### GOAL
Count every line that has the word "icon" in it; give no more than the number.
Start of DATA FOR PROCESSING
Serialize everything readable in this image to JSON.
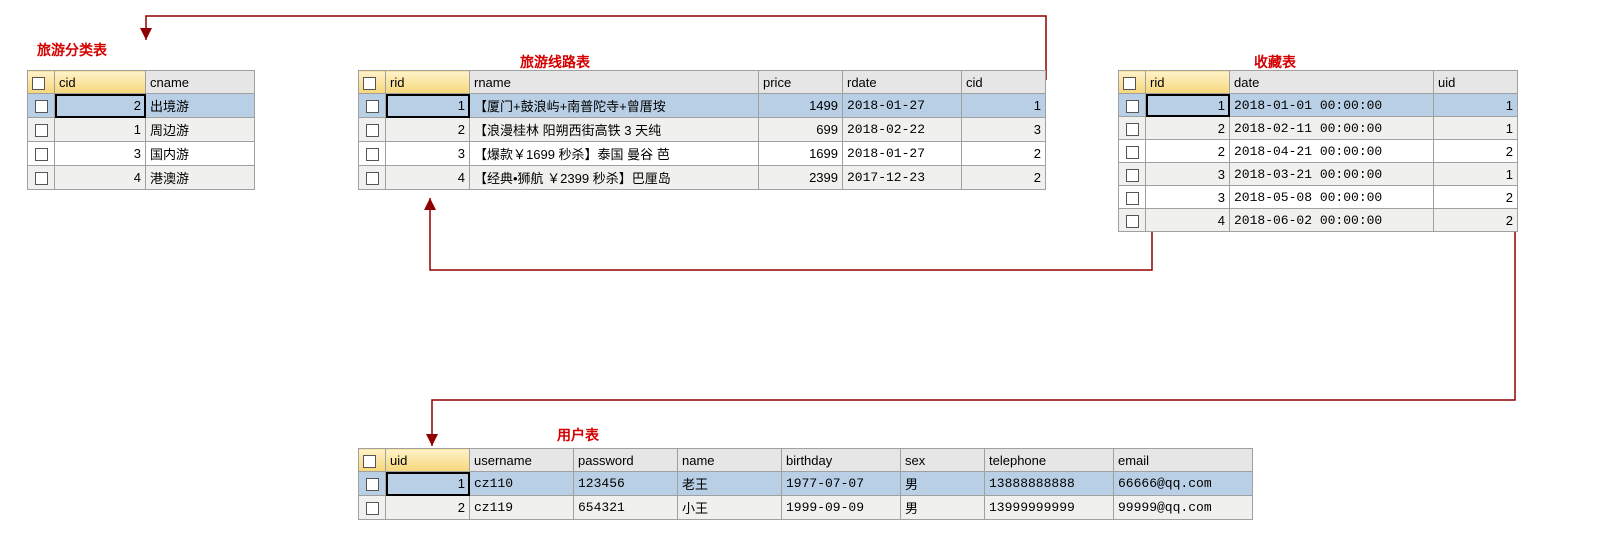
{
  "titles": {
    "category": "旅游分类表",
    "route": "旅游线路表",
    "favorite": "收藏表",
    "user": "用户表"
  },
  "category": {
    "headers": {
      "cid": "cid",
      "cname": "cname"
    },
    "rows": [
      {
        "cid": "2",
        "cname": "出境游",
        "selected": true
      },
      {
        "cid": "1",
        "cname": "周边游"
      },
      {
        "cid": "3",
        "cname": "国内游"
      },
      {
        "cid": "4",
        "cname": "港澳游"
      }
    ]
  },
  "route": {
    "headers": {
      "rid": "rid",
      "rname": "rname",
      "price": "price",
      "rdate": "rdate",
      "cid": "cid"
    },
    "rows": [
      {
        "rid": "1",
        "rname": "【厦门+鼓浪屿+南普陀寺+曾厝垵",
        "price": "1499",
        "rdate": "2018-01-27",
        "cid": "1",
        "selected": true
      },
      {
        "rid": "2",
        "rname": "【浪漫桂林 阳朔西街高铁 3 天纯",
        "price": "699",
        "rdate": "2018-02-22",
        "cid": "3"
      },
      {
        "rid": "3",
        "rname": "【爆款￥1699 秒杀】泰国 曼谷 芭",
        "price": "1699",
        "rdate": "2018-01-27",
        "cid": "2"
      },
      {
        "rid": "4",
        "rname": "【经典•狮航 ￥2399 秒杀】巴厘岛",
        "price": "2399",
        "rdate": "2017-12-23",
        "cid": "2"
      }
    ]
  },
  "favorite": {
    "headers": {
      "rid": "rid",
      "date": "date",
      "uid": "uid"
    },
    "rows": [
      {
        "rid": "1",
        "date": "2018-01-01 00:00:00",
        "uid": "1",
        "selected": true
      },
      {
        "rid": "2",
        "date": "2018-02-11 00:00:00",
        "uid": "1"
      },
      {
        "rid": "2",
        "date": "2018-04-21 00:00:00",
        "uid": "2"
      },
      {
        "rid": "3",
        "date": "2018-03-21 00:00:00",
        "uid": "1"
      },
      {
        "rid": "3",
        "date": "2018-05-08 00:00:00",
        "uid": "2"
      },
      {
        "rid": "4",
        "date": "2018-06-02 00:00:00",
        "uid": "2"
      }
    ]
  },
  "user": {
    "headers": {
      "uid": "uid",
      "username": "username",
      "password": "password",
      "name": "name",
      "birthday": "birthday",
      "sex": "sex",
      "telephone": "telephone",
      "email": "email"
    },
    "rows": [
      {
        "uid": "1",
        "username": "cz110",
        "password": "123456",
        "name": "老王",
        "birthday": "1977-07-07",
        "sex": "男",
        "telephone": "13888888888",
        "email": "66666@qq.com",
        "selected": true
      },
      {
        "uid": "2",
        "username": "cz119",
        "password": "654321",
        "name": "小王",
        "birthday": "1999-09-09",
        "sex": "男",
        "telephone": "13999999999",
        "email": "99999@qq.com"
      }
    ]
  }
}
End of DATA FOR PROCESSING
Start of DATA FOR PROCESSING
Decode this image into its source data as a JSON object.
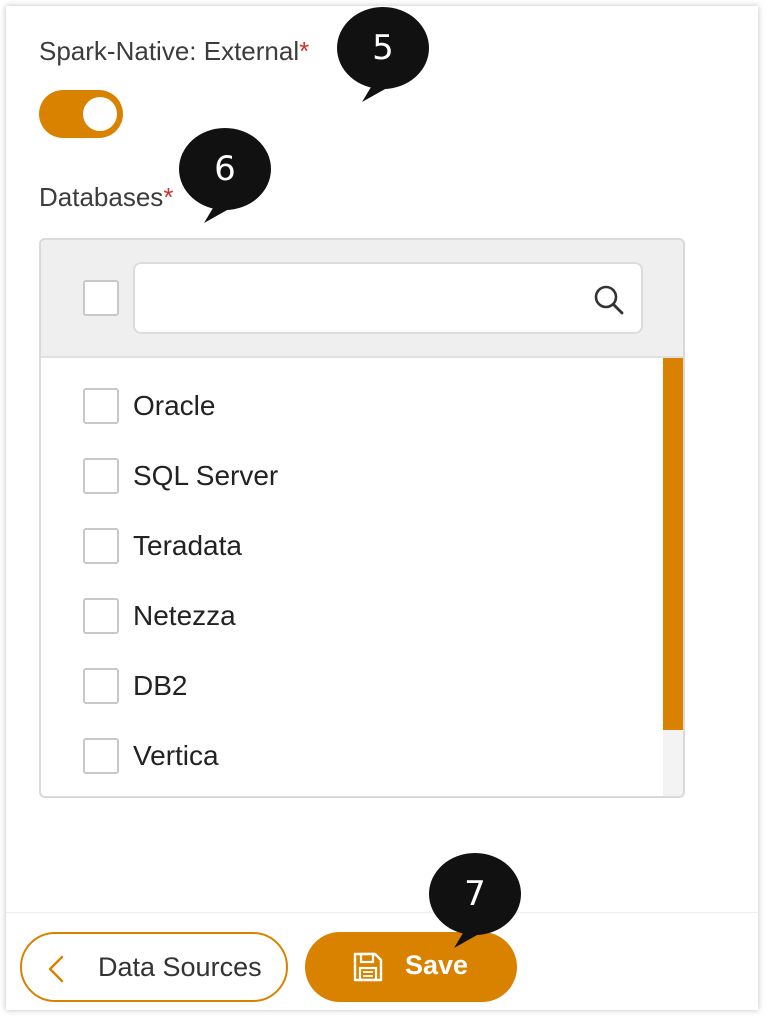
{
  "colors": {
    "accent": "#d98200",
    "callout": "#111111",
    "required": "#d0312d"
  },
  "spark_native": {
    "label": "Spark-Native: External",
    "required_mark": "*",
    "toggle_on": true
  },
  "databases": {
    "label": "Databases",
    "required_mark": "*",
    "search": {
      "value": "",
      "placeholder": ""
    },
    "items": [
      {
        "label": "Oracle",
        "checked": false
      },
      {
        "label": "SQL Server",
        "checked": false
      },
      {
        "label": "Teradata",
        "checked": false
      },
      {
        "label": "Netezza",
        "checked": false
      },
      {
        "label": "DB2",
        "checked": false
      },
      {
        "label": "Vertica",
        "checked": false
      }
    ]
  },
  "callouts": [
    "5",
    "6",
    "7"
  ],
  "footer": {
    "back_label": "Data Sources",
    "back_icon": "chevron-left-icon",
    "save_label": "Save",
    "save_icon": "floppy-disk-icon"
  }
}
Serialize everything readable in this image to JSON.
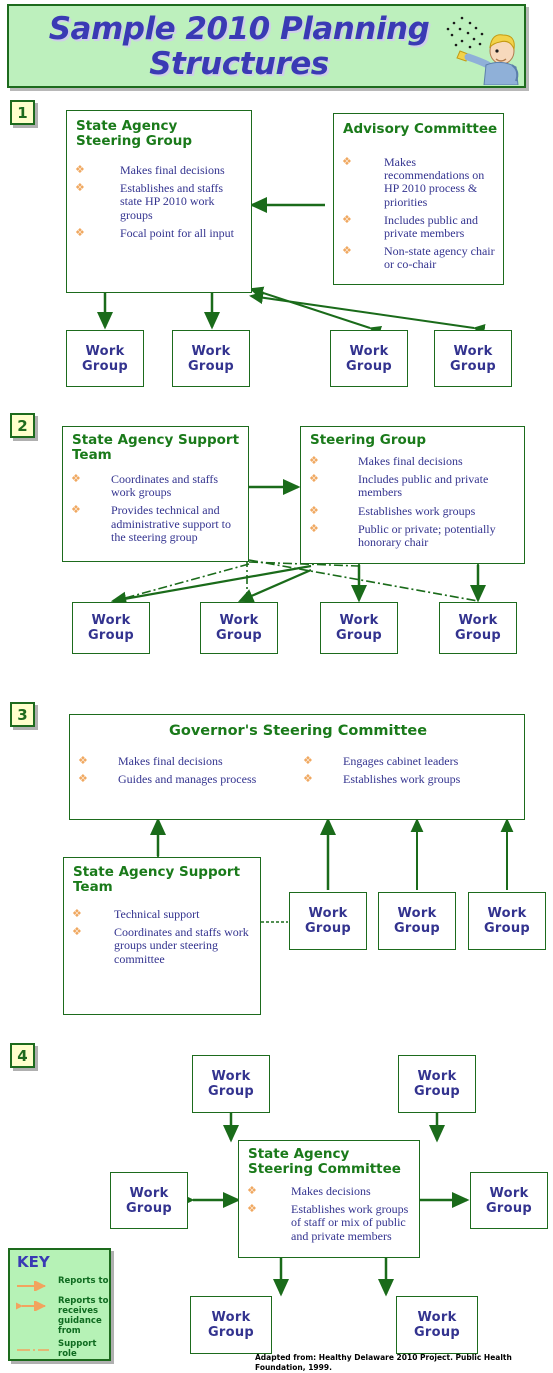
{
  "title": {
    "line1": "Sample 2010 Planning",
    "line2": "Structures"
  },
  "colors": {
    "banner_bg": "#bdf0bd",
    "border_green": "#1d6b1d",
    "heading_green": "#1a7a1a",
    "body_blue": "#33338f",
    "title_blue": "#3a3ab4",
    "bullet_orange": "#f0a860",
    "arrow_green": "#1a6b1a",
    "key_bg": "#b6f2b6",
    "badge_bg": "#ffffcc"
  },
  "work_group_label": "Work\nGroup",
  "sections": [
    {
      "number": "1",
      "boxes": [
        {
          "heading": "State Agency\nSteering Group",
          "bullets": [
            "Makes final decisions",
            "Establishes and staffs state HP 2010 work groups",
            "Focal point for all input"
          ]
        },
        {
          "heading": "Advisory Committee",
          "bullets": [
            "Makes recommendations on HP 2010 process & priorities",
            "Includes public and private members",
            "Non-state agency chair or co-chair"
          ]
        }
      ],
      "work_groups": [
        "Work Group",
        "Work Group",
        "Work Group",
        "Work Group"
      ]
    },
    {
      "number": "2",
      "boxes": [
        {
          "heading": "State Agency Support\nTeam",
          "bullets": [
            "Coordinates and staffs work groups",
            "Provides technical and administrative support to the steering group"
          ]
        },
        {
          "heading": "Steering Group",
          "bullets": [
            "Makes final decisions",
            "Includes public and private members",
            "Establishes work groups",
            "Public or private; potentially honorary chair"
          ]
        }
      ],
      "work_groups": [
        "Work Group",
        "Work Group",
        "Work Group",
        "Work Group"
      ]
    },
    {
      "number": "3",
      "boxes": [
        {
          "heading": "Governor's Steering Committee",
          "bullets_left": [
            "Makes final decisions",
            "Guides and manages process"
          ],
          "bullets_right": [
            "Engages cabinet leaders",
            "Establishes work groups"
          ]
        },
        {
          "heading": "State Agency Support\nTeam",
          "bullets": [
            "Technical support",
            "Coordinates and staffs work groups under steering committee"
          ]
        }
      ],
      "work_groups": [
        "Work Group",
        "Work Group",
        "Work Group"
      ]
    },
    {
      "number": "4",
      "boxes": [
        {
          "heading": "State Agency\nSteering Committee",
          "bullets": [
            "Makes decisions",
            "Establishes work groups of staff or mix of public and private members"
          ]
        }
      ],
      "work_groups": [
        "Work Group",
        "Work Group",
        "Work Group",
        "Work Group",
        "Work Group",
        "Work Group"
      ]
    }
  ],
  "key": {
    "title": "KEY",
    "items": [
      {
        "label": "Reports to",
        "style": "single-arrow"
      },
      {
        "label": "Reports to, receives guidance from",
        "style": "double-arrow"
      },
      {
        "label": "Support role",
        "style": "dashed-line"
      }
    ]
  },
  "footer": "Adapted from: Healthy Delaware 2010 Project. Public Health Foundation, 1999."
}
End of DATA FOR PROCESSING
### RESULT FOR THIS TASK
2